(EXTRACTED MATERIAL):
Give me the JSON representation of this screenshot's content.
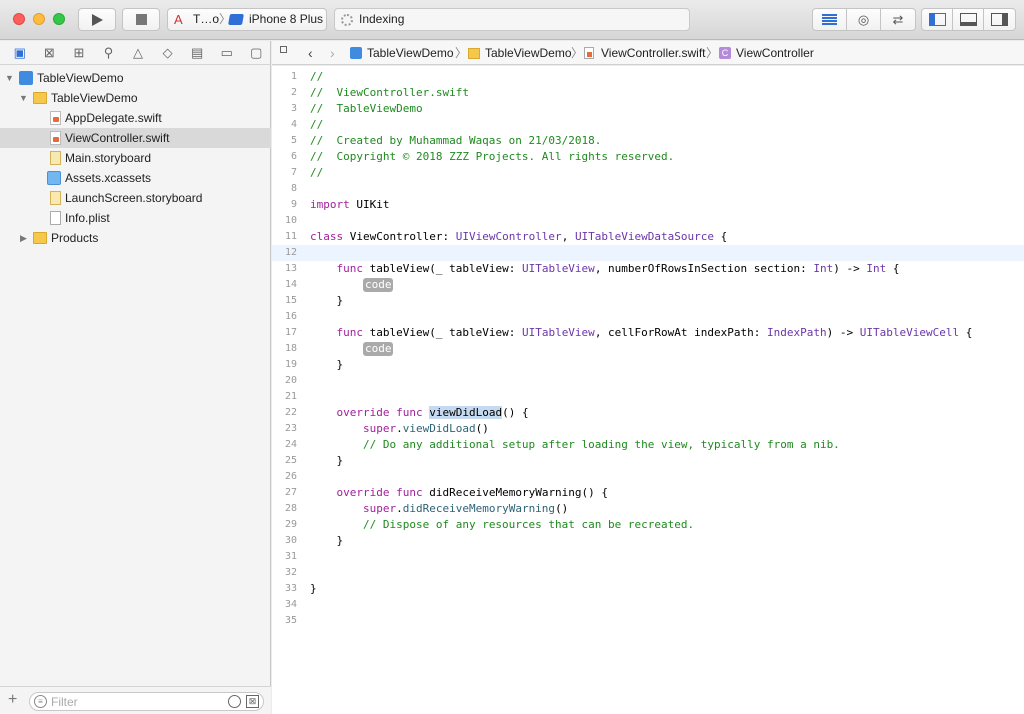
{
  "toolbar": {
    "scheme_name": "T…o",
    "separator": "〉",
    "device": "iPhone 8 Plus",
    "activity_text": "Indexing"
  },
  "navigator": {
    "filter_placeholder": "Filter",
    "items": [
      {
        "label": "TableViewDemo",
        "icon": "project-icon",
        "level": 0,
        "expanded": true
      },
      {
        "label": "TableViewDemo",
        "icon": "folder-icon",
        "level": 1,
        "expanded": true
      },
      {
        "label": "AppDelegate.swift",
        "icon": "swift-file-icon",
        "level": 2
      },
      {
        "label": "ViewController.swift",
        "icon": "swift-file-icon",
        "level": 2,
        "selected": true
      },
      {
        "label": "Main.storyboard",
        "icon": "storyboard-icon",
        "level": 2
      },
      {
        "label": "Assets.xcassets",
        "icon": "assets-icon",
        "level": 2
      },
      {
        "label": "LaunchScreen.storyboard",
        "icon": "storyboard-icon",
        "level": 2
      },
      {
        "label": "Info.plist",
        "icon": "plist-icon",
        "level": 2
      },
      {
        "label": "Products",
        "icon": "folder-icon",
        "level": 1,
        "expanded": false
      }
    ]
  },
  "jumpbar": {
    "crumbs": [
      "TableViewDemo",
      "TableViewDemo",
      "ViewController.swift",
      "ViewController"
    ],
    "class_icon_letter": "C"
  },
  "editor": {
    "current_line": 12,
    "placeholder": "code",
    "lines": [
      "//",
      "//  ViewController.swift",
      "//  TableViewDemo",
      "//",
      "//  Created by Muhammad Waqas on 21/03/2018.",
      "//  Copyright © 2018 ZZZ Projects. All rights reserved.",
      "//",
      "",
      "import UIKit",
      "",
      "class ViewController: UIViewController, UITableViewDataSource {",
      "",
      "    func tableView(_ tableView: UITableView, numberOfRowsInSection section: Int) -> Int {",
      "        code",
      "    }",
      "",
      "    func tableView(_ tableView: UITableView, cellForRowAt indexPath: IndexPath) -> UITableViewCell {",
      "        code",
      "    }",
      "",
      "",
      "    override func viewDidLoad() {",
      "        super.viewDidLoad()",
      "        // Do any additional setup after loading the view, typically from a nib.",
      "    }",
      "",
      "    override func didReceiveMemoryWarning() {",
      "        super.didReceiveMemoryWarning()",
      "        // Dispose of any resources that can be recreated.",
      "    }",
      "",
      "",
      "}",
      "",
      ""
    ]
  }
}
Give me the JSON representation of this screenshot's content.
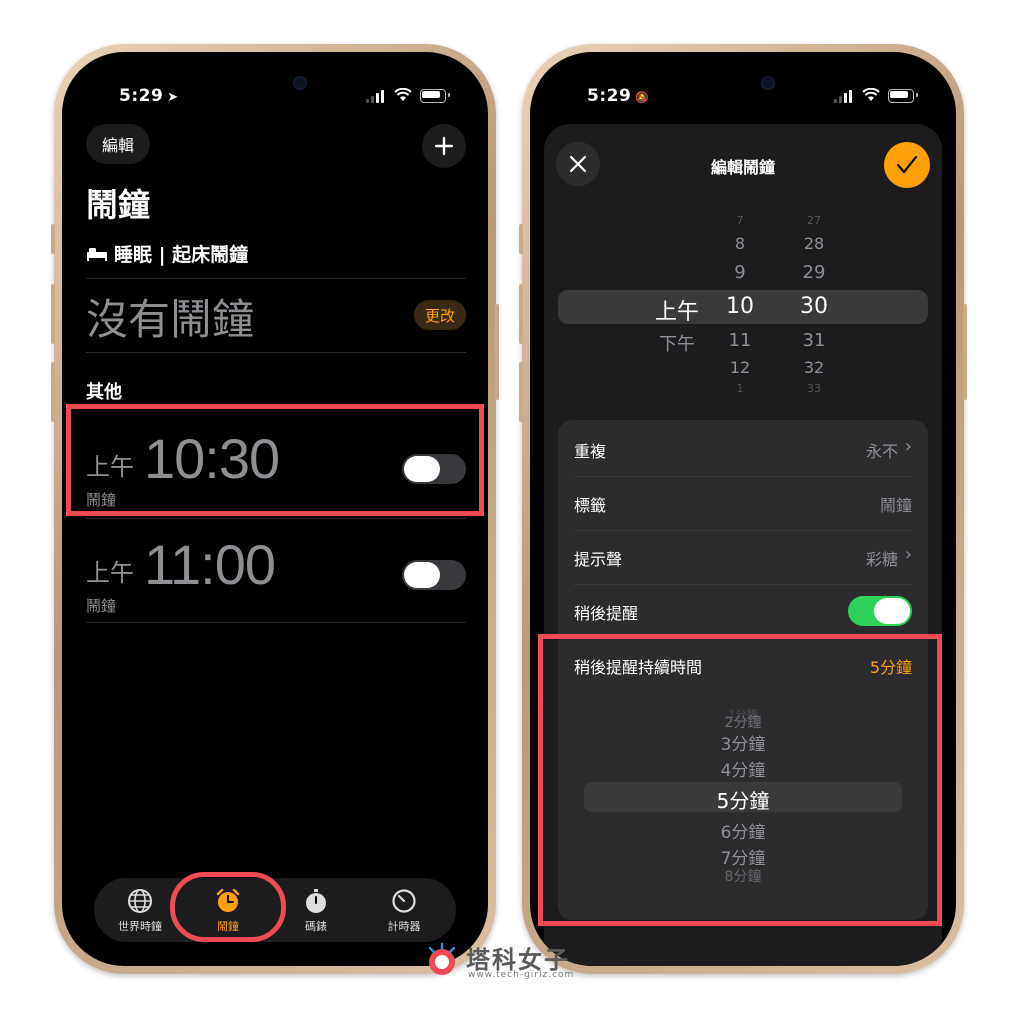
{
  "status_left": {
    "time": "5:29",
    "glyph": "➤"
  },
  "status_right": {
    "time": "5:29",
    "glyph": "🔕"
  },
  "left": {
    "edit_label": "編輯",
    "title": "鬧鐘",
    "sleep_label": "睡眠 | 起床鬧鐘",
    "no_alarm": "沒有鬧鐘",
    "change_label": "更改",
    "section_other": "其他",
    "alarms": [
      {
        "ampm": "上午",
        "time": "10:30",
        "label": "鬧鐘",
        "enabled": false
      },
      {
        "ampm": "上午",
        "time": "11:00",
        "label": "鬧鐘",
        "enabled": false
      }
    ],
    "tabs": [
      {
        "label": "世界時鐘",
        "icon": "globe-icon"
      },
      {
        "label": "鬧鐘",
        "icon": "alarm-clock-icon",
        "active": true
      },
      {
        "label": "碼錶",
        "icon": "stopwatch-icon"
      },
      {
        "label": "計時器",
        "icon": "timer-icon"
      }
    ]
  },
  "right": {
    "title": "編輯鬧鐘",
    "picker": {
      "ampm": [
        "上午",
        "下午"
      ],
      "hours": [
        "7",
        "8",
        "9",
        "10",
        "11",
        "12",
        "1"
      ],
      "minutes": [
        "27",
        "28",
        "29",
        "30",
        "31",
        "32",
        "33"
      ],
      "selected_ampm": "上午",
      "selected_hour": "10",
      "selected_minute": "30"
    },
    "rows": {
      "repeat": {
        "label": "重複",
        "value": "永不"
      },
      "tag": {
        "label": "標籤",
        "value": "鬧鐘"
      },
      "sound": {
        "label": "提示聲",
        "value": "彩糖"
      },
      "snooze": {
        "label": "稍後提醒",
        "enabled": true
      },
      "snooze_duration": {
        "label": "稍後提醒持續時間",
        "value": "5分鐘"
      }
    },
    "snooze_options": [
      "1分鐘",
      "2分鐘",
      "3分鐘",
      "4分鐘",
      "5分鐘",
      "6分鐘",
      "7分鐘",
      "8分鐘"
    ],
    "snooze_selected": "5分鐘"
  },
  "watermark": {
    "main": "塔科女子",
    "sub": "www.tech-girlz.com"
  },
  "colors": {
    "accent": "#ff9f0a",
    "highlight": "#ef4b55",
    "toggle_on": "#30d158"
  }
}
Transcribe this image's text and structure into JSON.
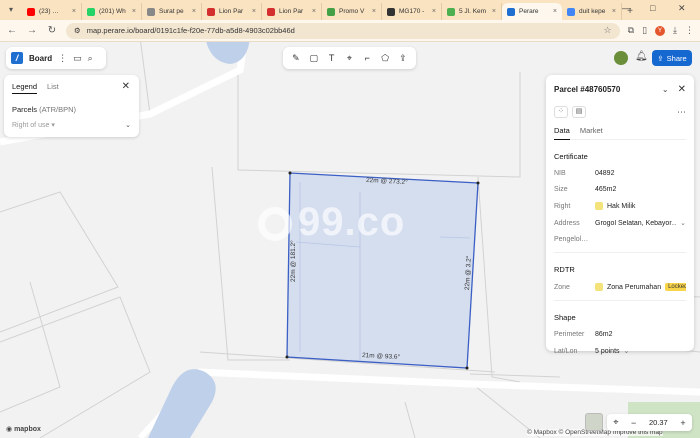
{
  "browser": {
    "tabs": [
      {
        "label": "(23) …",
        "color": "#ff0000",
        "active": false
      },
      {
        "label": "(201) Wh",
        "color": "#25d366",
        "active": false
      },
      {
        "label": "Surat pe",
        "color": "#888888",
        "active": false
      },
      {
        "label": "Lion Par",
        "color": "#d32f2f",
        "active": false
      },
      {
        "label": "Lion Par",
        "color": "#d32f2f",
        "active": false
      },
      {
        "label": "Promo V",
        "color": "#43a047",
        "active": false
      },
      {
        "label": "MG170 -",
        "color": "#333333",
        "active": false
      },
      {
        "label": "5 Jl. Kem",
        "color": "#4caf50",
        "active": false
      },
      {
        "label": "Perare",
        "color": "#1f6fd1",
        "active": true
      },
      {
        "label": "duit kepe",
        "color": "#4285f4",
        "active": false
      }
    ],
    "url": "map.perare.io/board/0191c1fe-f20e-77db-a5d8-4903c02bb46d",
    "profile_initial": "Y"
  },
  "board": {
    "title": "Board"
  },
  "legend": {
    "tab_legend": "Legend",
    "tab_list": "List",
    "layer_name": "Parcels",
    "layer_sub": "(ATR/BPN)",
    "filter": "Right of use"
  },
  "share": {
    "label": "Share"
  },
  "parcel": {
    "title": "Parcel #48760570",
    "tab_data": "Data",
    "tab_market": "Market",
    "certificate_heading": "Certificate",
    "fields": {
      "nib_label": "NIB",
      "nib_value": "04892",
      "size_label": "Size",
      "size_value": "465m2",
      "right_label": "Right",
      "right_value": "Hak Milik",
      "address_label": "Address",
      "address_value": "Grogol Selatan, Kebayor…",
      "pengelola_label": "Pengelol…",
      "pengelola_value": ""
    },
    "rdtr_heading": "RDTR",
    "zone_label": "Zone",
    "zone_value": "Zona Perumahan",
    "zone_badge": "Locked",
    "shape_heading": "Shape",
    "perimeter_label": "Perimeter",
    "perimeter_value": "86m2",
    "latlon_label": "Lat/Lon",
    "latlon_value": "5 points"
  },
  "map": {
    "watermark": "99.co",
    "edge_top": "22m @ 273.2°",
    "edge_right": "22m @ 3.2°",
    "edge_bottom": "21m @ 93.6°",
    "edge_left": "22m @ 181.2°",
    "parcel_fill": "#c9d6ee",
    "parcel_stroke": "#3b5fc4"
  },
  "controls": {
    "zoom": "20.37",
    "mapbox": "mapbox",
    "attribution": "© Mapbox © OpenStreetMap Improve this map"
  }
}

(AIM OF THE EXERCISE): Pull out all lines from the entries above that include the word "didReceiveMemoryWarning".

(RESPONSE BELOW):
      "    override func didReceiveMemoryWarning() {",
      "        super.didReceiveMemoryWarning()",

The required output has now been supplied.